*DESCRIPTION OF THE TASK*. Write out all of the records precisely. Skip anything that is a picture.

[Data entries]
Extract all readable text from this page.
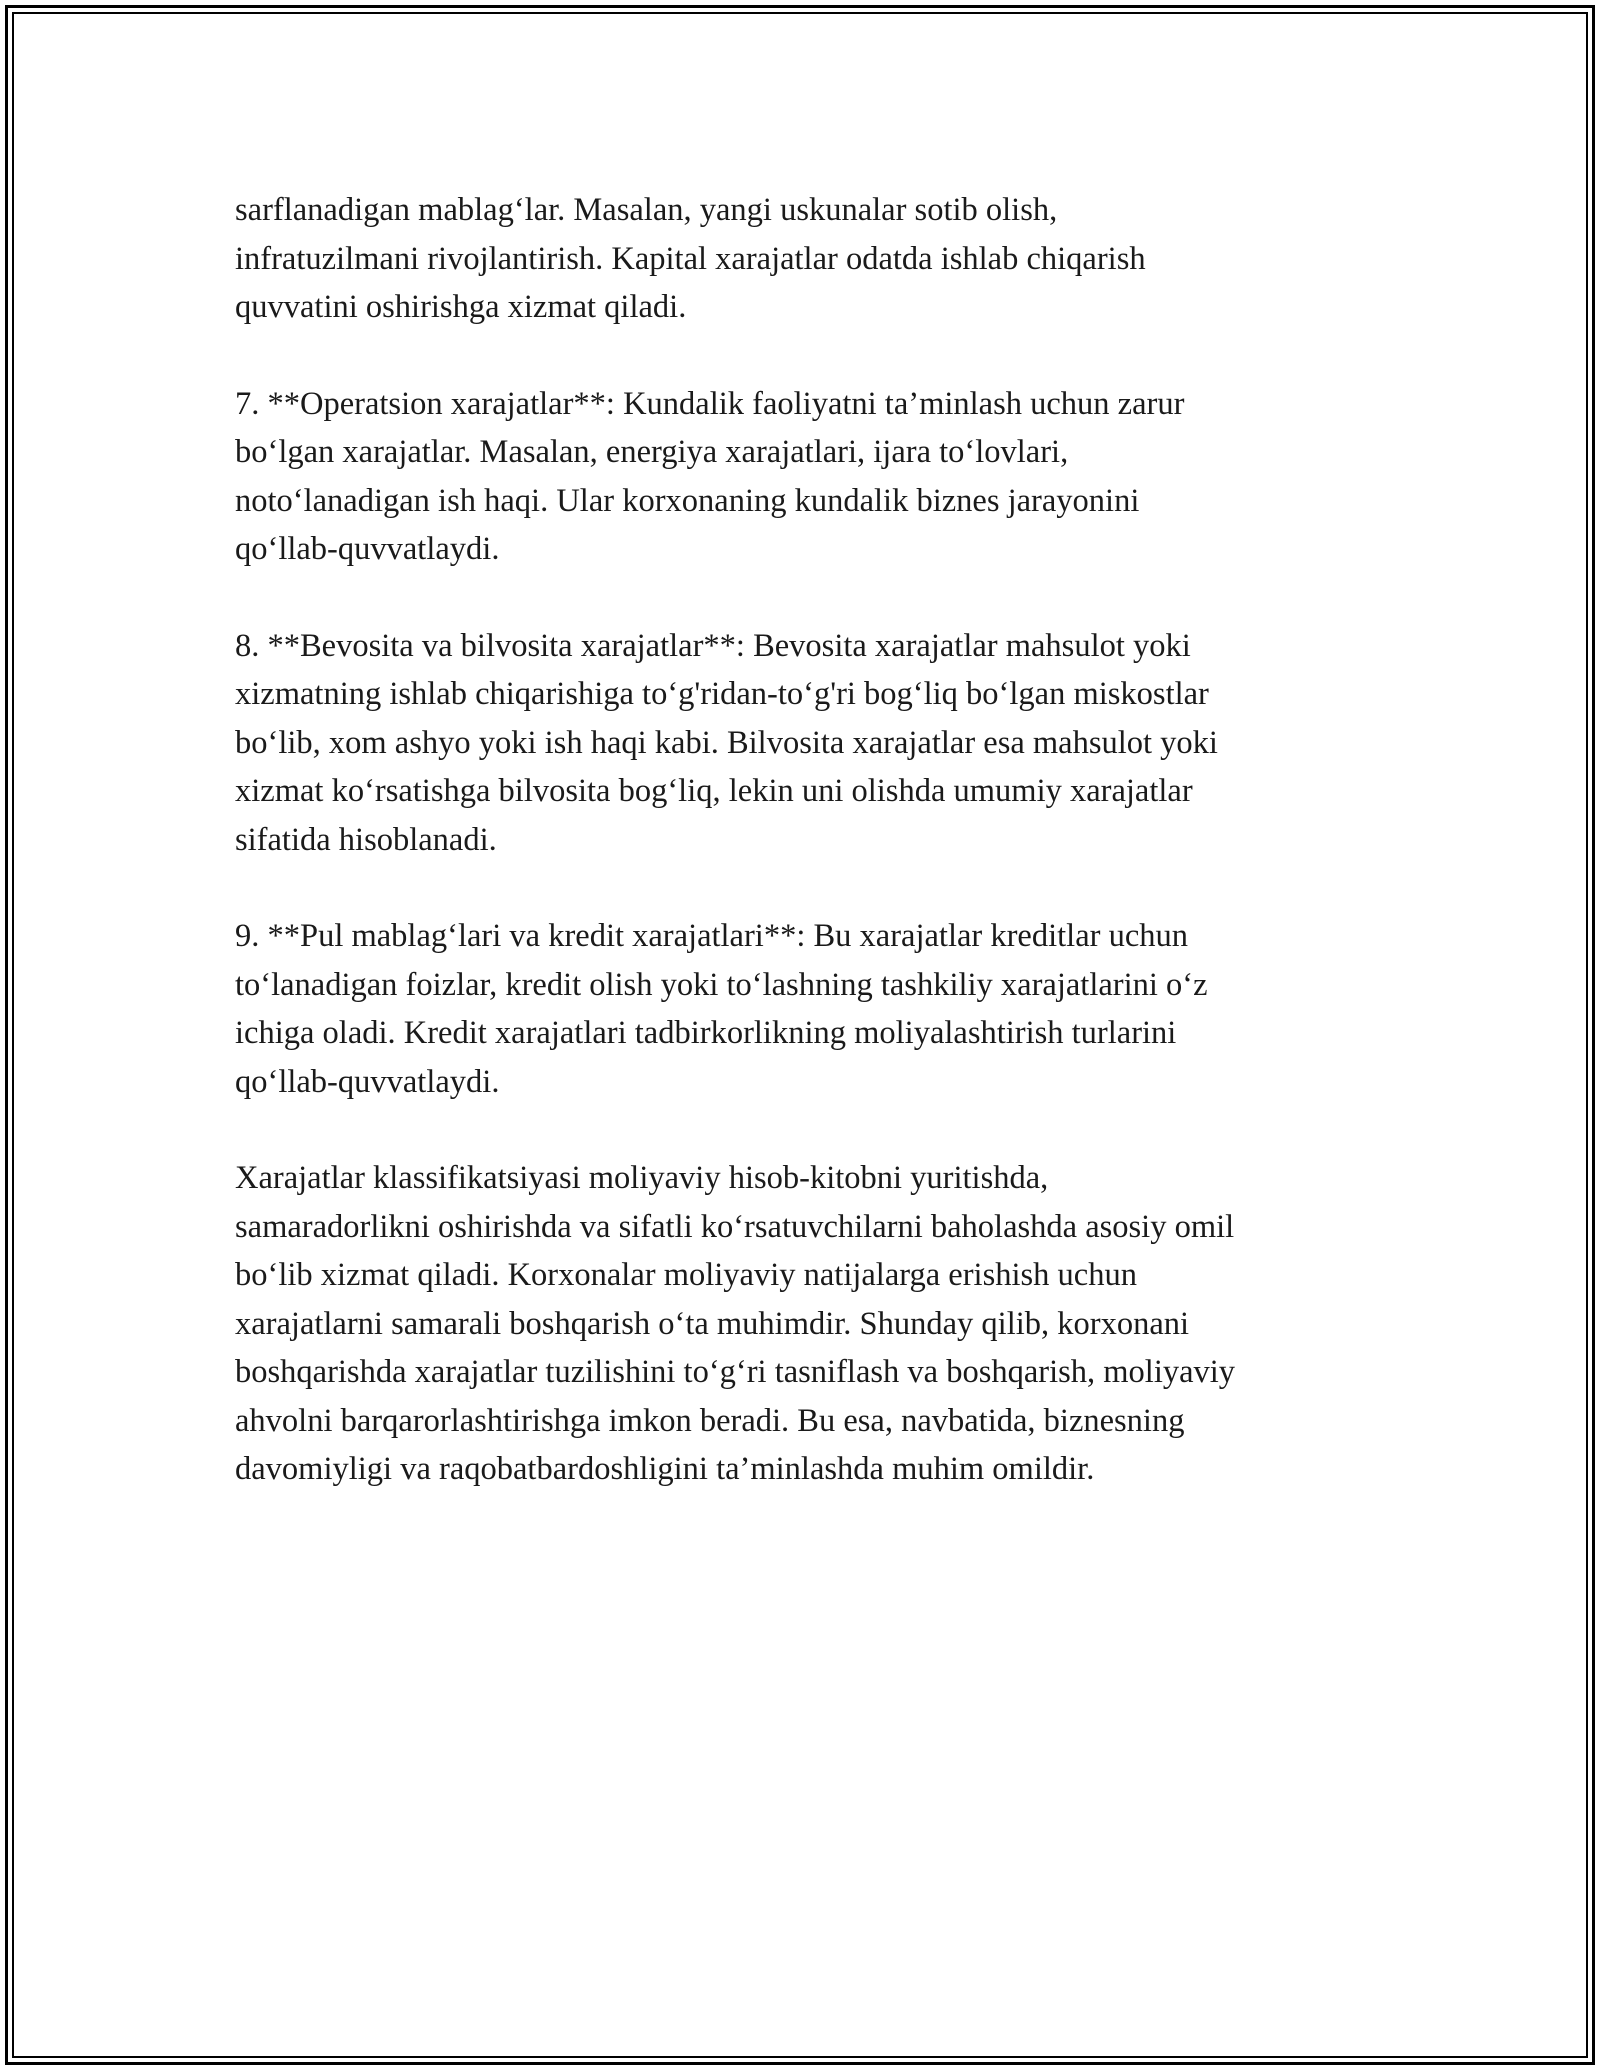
sarflanadigan mablag‘lar. Masalan, yangi uskunalar sotib olish,
infratuzilmani rivojlantirish. Kapital xarajatlar odatda ishlab chiqarish
quvvatini oshirishga xizmat qiladi.

7. **Operatsion xarajatlar**: Kundalik faoliyatni ta’minlash uchun zarur
bo‘lgan xarajatlar. Masalan, energiya xarajatlari, ijara to‘lovlari,
noto‘lanadigan ish haqi. Ular korxonaning kundalik biznes jarayonini
qo‘llab-quvvatlaydi.

8. **Bevosita va bilvosita xarajatlar**: Bevosita xarajatlar mahsulot yoki
xizmatning ishlab chiqarishiga to‘g'ridan-to‘g'ri bog‘liq bo‘lgan miskostlar
bo‘lib, xom ashyo yoki ish haqi kabi. Bilvosita xarajatlar esa mahsulot yoki
xizmat ko‘rsatishga bilvosita bog‘liq, lekin uni olishda umumiy xarajatlar
sifatida hisoblanadi.

9. **Pul mablag‘lari va kredit xarajatlari**: Bu xarajatlar kreditlar uchun
to‘lanadigan foizlar, kredit olish yoki to‘lashning tashkiliy xarajatlarini o‘z
ichiga oladi. Kredit xarajatlari tadbirkorlikning moliyalashtirish turlarini
qo‘llab-quvvatlaydi.

Xarajatlar klassifikatsiyasi moliyaviy hisob-kitobni yuritishda,
samaradorlikni oshirishda va sifatli ko‘rsatuvchilarni baholashda asosiy omil
bo‘lib xizmat qiladi. Korxonalar moliyaviy natijalarga erishish uchun
xarajatlarni samarali boshqarish o‘ta muhimdir. Shunday qilib, korxonani
boshqarishda xarajatlar tuzilishini to‘g‘ri tasniflash va boshqarish, moliyaviy
ahvolni barqarorlashtirishga imkon beradi. Bu esa, navbatida, biznesning
davomiyligi va raqobatbardoshligini ta’minlashda muhim omildir.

*SOLVED EXERCISE*.
Extract all readable text from this page.
sarflanadigan mablag‘lar. Masalan, yangi uskunalar sotib olish,
infratuzilmani rivojlantirish. Kapital xarajatlar odatda ishlab chiqarish
quvvatini oshirishga xizmat qiladi.

7. **Operatsion xarajatlar**: Kundalik faoliyatni ta’minlash uchun zarur
bo‘lgan xarajatlar. Masalan, energiya xarajatlari, ijara to‘lovlari,
noto‘lanadigan ish haqi. Ular korxonaning kundalik biznes jarayonini
qo‘llab-quvvatlaydi.

8. **Bevosita va bilvosita xarajatlar**: Bevosita xarajatlar mahsulot yoki
xizmatning ishlab chiqarishiga to‘g'ridan-to‘g'ri bog‘liq bo‘lgan miskostlar
bo‘lib, xom ashyo yoki ish haqi kabi. Bilvosita xarajatlar esa mahsulot yoki
xizmat ko‘rsatishga bilvosita bog‘liq, lekin uni olishda umumiy xarajatlar
sifatida hisoblanadi.

9. **Pul mablag‘lari va kredit xarajatlari**: Bu xarajatlar kreditlar uchun
to‘lanadigan foizlar, kredit olish yoki to‘lashning tashkiliy xarajatlarini o‘z
ichiga oladi. Kredit xarajatlari tadbirkorlikning moliyalashtirish turlarini
qo‘llab-quvvatlaydi.

Xarajatlar klassifikatsiyasi moliyaviy hisob-kitobni yuritishda,
samaradorlikni oshirishda va sifatli ko‘rsatuvchilarni baholashda asosiy omil
bo‘lib xizmat qiladi. Korxonalar moliyaviy natijalarga erishish uchun
xarajatlarni samarali boshqarish o‘ta muhimdir. Shunday qilib, korxonani
boshqarishda xarajatlar tuzilishini to‘g‘ri tasniflash va boshqarish, moliyaviy
ahvolni barqarorlashtirishga imkon beradi. Bu esa, navbatida, biznesning
davomiyligi va raqobatbardoshligini ta’minlashda muhim omildir.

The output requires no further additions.